* begin GIVEN RECORDS *

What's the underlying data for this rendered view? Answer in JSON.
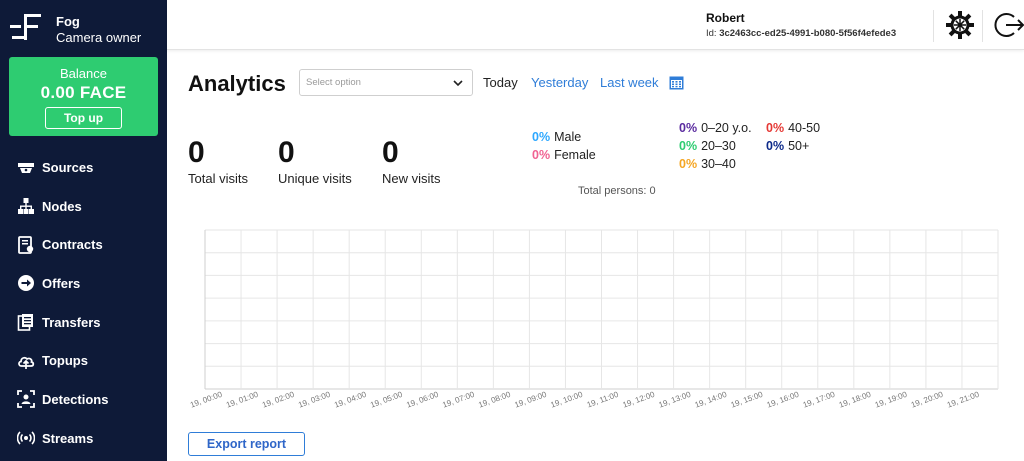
{
  "brand": {
    "name": "Fog",
    "role": "Camera owner",
    "logo_icon": "fog-logo-icon"
  },
  "balance": {
    "label": "Balance",
    "value": "0.00 FACE",
    "topup_label": "Top up",
    "color": "#2ecc71"
  },
  "sidebar": {
    "background": "#0e1a38",
    "items": [
      {
        "label": "Sources",
        "icon": "router-icon"
      },
      {
        "label": "Nodes",
        "icon": "hierarchy-icon"
      },
      {
        "label": "Contracts",
        "icon": "contract-icon"
      },
      {
        "label": "Offers",
        "icon": "arrow-circle-icon"
      },
      {
        "label": "Transfers",
        "icon": "documents-icon"
      },
      {
        "label": "Topups",
        "icon": "cloud-upload-icon"
      },
      {
        "label": "Detections",
        "icon": "face-scan-icon"
      },
      {
        "label": "Streams",
        "icon": "broadcast-icon"
      }
    ]
  },
  "header": {
    "user_name": "Robert",
    "user_id_label": "Id:",
    "user_id": "3c2463cc-ed25-4991-b080-5f56f4efede3",
    "settings_icon": "gear-icon",
    "logout_icon": "logout-icon"
  },
  "analytics": {
    "title": "Analytics",
    "select_placeholder": "Select option",
    "periods": {
      "today": "Today",
      "yesterday": "Yesterday",
      "last_week": "Last week"
    },
    "calendar_icon": "calendar-icon",
    "link_color": "#2f7dd8"
  },
  "stats": {
    "total_visits": {
      "value": "0",
      "label": "Total visits"
    },
    "unique_visits": {
      "value": "0",
      "label": "Unique visits"
    },
    "new_visits": {
      "value": "0",
      "label": "New visits"
    }
  },
  "gender": [
    {
      "pct": "0%",
      "label": "Male",
      "color": "#2ea8ff"
    },
    {
      "pct": "0%",
      "label": "Female",
      "color": "#f06292"
    }
  ],
  "age_groups": [
    {
      "pct": "0%",
      "label": "0–20 y.o.",
      "color": "#5b2ca0"
    },
    {
      "pct": "0%",
      "label": "20–30",
      "color": "#2ecc71"
    },
    {
      "pct": "0%",
      "label": "30–40",
      "color": "#f5a623"
    },
    {
      "pct": "0%",
      "label": "40-50",
      "color": "#e53935"
    },
    {
      "pct": "0%",
      "label": "50+",
      "color": "#0d2a8a"
    }
  ],
  "total_persons": "Total persons: 0",
  "chart_data": {
    "type": "line",
    "categories": [
      "19, 00:00",
      "19, 01:00",
      "19, 02:00",
      "19, 03:00",
      "19, 04:00",
      "19, 05:00",
      "19, 06:00",
      "19, 07:00",
      "19, 08:00",
      "19, 09:00",
      "19, 10:00",
      "19, 11:00",
      "19, 12:00",
      "19, 13:00",
      "19, 14:00",
      "19, 15:00",
      "19, 16:00",
      "19, 17:00",
      "19, 18:00",
      "19, 19:00",
      "19, 20:00",
      "19, 21:00"
    ],
    "series": [],
    "grid": true,
    "title": "",
    "xlabel": "",
    "ylabel": ""
  },
  "export_label": "Export report"
}
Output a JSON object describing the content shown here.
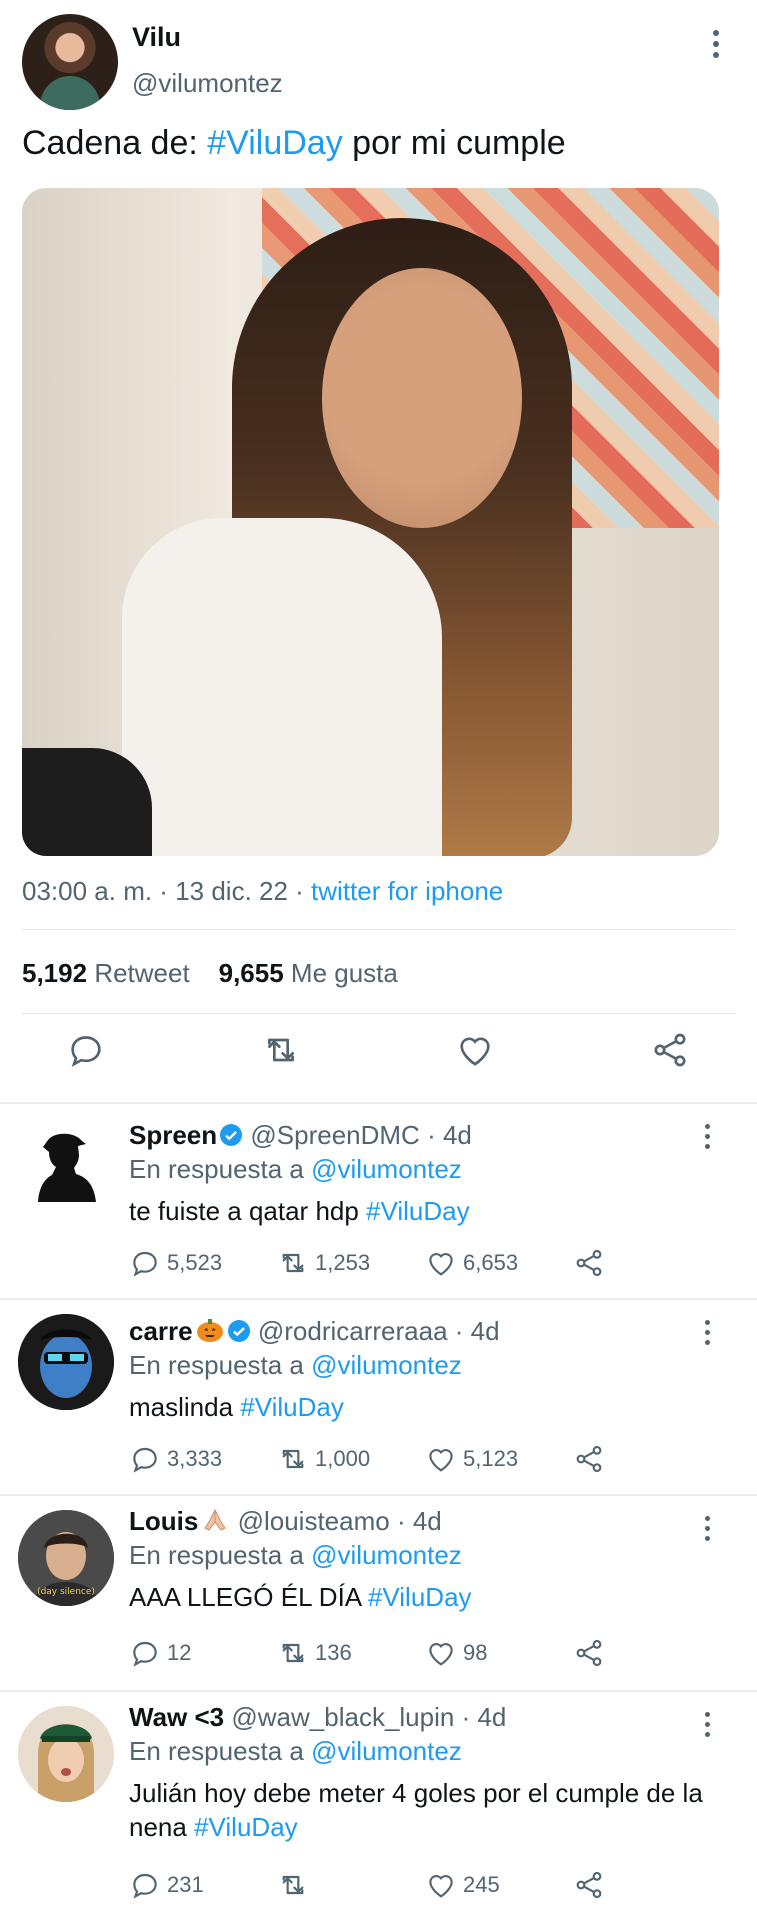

* end GIVEN RECORDS *

**CHALLENGE**
From the records, copy every line that has the string "icon" in it.

**ANSWER TO THE PROBLEM**
    "logo_icon": "fog-logo-icon"
        "icon": "router-icon"
        "icon": "hierarchy-icon"
        "icon": "contract-icon"
        "icon": "arrow-circle-icon"
        "icon": "documents-icon"
        "icon": "cloud-upload-icon"
        "icon": "face-scan-icon"
        "icon": "broadcast-icon"
    "settings_icon": "gear-icon",
    "logout_icon": "logout-icon"
    "calendar_icon": "calendar-icon",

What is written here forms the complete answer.